Search the entries for the word "Sedinkin" and pull out each line that has it.

*** Information shown Section Begins ***

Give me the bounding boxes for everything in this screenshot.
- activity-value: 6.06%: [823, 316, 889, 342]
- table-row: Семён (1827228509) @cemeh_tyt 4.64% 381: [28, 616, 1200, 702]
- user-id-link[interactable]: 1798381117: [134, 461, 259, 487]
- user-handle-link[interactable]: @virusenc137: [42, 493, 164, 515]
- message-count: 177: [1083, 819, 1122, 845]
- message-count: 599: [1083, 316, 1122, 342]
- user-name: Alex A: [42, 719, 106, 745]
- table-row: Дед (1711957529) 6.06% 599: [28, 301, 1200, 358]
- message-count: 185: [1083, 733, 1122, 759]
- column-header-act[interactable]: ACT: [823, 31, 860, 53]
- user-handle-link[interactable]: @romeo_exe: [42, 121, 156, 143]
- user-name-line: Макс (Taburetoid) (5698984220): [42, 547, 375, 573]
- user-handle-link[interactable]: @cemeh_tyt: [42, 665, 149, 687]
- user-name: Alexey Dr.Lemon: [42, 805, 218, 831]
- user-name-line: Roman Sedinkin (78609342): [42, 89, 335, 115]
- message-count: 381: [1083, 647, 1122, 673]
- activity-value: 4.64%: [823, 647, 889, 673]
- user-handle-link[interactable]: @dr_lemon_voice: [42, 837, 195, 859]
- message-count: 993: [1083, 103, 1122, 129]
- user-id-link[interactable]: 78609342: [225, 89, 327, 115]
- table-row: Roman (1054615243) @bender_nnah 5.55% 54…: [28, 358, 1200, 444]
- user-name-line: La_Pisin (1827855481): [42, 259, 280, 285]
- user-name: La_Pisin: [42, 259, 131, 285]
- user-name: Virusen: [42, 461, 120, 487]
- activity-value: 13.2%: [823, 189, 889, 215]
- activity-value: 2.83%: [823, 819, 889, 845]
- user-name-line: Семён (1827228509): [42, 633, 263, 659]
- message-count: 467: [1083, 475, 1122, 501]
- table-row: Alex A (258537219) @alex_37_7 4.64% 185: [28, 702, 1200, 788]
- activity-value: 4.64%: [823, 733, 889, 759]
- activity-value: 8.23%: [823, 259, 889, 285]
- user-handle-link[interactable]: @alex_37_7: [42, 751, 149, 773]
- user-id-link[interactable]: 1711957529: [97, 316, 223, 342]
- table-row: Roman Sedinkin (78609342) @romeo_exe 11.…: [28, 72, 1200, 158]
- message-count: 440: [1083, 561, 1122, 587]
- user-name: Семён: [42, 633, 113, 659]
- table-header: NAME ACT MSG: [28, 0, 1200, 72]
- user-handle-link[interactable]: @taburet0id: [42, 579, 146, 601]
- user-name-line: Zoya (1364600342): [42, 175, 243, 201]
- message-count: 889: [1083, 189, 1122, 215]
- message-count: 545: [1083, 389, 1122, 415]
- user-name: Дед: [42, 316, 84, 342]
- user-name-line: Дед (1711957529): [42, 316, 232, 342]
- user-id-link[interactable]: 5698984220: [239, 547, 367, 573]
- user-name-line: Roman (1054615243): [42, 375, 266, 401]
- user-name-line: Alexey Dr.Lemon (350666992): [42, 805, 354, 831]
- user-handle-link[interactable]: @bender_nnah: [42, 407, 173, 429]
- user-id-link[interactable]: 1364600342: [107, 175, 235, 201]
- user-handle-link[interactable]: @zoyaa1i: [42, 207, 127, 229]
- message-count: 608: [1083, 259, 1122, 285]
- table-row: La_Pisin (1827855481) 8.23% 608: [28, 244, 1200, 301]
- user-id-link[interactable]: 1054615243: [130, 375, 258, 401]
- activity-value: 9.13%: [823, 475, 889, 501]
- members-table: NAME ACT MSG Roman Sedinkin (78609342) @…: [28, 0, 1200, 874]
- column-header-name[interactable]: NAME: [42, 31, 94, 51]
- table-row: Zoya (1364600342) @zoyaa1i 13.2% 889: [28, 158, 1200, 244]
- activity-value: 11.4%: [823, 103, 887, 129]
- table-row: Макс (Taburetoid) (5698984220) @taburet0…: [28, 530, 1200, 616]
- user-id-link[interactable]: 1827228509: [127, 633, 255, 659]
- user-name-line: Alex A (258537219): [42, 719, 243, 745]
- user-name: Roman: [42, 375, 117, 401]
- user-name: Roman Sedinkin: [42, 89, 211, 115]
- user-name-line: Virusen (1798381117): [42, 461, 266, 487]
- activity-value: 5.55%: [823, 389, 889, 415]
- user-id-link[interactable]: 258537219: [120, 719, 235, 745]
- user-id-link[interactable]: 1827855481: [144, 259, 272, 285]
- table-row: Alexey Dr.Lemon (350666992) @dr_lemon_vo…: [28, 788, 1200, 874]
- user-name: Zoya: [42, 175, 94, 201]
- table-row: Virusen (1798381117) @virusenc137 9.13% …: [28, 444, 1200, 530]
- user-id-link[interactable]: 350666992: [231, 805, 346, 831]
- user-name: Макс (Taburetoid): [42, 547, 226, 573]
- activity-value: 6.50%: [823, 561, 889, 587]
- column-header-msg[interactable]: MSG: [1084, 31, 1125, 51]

*** Information shown Section Ends ***

• **Expected answer**
- user-name-line: Roman Sedinkin (78609342): [42, 89, 335, 115]
- table-row: Roman Sedinkin (78609342) @romeo_exe 11.…: [28, 72, 1200, 158]
- members-table: NAME ACT MSG Roman Sedinkin (78609342) @…: [28, 0, 1200, 874]
- user-name: Roman Sedinkin: [42, 89, 211, 115]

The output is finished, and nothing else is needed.